What is expected =
Which lines contain the string "Euclidean"? Please list every one of them.

[Structured figure records]
>> begin
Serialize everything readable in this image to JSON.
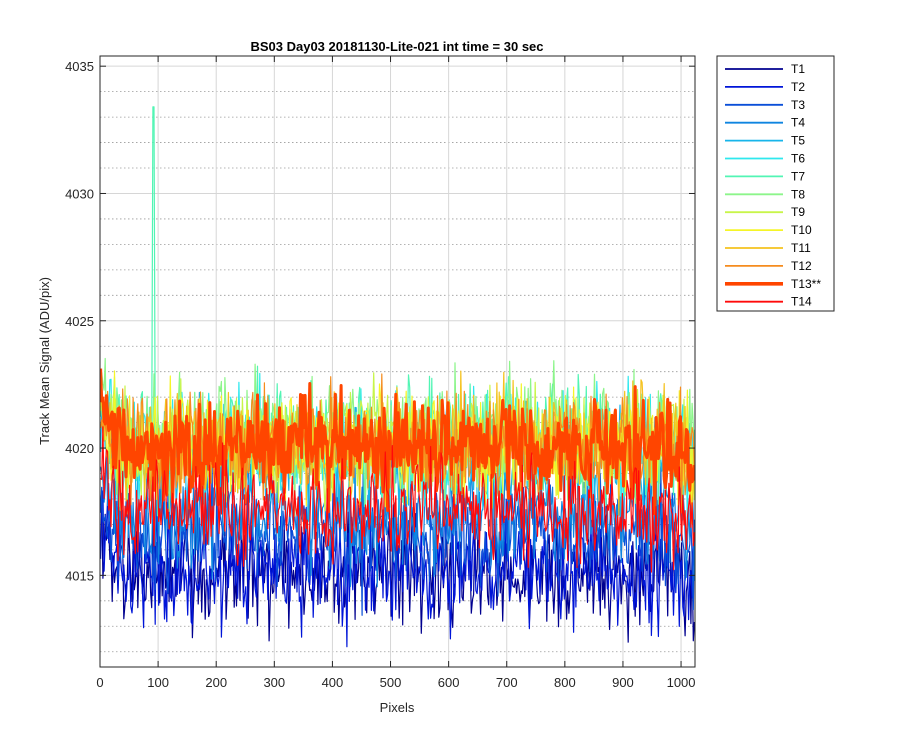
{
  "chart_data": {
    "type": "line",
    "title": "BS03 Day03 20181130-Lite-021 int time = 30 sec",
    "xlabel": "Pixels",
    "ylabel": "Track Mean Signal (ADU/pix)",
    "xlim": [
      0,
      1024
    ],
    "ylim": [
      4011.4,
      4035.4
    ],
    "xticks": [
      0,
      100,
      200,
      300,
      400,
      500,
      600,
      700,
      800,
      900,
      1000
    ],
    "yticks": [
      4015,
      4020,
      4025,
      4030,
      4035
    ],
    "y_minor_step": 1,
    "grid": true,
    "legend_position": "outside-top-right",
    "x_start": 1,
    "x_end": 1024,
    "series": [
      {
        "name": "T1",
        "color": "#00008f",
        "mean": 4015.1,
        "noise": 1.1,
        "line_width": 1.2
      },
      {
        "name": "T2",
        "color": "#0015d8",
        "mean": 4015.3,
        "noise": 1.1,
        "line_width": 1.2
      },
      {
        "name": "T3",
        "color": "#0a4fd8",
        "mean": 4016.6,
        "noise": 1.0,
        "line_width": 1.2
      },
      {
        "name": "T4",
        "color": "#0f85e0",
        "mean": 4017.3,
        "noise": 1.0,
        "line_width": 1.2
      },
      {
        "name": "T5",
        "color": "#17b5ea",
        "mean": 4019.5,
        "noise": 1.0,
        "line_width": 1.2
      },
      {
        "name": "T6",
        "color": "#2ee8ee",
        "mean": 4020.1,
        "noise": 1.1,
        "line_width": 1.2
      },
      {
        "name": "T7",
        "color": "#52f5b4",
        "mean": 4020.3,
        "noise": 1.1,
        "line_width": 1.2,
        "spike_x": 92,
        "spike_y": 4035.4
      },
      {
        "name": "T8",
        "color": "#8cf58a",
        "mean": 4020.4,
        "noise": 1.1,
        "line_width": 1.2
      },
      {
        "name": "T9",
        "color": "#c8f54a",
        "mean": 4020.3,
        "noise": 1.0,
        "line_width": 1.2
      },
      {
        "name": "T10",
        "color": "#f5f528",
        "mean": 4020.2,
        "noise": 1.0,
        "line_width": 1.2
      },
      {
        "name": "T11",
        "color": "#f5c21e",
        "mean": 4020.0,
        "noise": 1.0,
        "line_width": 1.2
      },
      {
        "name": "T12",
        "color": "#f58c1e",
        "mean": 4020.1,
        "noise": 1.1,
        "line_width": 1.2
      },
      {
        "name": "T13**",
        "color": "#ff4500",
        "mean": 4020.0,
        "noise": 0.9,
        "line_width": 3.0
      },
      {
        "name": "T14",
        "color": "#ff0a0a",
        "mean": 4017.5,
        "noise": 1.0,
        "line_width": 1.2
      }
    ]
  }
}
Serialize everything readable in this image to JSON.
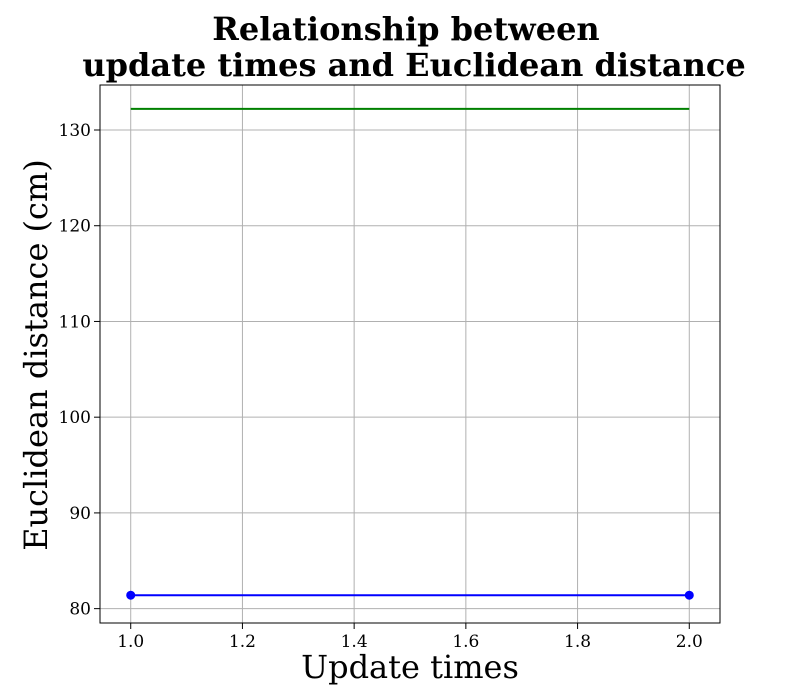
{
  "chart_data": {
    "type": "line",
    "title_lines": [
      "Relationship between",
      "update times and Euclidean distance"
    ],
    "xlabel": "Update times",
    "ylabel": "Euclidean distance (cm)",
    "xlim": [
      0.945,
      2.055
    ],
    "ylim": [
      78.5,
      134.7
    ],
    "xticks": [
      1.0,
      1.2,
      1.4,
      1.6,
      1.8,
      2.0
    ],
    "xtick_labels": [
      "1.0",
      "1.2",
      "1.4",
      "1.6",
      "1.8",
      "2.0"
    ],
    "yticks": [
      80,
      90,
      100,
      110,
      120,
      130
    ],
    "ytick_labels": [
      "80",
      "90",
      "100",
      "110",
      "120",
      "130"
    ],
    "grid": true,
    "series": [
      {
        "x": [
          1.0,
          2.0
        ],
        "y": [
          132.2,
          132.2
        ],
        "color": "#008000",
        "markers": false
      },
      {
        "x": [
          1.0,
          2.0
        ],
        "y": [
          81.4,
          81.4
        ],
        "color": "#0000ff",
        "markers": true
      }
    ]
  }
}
>> end
>> begin
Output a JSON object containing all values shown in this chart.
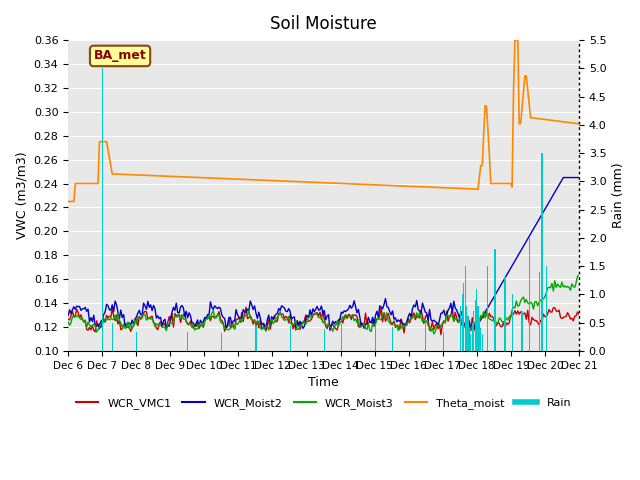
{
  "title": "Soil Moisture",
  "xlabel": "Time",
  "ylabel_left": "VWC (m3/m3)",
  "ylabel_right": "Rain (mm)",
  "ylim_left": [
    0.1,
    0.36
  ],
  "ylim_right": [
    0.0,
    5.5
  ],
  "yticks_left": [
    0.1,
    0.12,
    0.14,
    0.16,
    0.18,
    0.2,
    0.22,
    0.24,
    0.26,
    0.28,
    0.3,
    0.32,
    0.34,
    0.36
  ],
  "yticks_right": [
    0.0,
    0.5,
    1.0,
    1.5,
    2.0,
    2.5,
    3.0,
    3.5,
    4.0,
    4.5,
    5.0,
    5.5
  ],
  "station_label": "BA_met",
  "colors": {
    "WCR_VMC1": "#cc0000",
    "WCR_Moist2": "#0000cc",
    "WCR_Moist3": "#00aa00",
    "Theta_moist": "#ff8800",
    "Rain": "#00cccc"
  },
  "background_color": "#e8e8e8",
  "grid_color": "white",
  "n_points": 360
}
>> end
>> begin
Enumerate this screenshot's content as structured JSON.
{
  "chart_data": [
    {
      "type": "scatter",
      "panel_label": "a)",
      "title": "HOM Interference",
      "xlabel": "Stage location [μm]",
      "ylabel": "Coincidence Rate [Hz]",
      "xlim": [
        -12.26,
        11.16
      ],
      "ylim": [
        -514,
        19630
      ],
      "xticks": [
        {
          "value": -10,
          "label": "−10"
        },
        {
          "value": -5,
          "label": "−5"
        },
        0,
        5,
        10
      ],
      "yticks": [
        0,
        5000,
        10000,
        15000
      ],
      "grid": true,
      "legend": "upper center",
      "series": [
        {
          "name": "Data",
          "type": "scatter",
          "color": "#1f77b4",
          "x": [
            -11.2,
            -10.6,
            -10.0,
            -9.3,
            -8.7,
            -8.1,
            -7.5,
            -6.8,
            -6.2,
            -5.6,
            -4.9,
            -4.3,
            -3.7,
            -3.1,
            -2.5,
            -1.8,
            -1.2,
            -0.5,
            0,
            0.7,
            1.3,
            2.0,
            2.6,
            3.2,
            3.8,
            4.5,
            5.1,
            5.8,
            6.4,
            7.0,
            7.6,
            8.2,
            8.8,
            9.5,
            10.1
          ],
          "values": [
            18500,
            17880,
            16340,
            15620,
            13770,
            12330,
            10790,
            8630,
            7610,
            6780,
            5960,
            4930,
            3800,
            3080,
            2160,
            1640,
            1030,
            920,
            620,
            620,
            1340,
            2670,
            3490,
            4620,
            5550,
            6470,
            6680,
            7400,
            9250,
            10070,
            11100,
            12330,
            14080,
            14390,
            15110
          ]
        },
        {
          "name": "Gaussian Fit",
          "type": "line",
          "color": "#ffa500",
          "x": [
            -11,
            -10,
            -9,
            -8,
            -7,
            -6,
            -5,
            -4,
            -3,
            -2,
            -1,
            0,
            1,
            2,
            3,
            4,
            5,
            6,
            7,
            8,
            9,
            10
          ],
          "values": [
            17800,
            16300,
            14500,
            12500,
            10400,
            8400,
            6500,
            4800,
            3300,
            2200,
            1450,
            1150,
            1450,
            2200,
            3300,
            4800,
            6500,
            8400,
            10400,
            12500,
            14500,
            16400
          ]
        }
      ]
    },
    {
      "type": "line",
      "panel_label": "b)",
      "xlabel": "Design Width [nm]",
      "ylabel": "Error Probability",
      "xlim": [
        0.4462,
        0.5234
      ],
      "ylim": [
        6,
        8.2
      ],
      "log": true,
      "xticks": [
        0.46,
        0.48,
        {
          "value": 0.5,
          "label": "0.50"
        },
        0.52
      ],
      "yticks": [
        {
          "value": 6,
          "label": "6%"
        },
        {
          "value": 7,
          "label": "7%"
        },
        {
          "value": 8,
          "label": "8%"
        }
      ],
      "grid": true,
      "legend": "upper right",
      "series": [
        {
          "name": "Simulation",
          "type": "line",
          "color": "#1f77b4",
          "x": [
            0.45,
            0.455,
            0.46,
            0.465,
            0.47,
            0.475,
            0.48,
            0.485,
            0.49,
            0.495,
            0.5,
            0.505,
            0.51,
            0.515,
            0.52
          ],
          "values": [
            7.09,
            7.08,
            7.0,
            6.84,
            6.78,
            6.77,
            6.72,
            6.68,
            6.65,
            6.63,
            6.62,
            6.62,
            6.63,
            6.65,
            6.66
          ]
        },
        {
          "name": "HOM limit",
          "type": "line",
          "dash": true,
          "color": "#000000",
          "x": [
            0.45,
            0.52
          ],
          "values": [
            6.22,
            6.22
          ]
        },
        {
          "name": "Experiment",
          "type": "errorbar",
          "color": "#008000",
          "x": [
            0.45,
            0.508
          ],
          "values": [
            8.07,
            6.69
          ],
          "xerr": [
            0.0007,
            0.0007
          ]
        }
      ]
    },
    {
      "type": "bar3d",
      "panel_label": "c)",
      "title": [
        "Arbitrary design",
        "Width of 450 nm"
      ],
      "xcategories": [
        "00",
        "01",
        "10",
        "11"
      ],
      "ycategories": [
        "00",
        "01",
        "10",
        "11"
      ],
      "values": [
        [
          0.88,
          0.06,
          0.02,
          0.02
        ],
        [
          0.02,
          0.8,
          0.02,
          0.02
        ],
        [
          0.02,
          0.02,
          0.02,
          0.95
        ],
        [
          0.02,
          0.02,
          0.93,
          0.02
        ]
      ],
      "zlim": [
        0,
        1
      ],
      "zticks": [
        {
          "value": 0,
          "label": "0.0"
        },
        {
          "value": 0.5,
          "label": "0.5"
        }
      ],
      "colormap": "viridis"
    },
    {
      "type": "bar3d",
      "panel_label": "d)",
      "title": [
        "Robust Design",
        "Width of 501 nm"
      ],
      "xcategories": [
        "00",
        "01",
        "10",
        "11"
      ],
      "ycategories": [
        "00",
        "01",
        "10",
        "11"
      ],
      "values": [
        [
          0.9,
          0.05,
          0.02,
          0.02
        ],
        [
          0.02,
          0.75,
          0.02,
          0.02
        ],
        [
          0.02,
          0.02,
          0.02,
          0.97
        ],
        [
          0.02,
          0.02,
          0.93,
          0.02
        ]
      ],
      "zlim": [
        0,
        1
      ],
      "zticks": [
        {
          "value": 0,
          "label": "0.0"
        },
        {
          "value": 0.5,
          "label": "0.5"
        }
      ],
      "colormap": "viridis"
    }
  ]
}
>> end
Solution for this problem =
      "update times and Euclidean distance"
    "ylabel": "Euclidean distance (cm)",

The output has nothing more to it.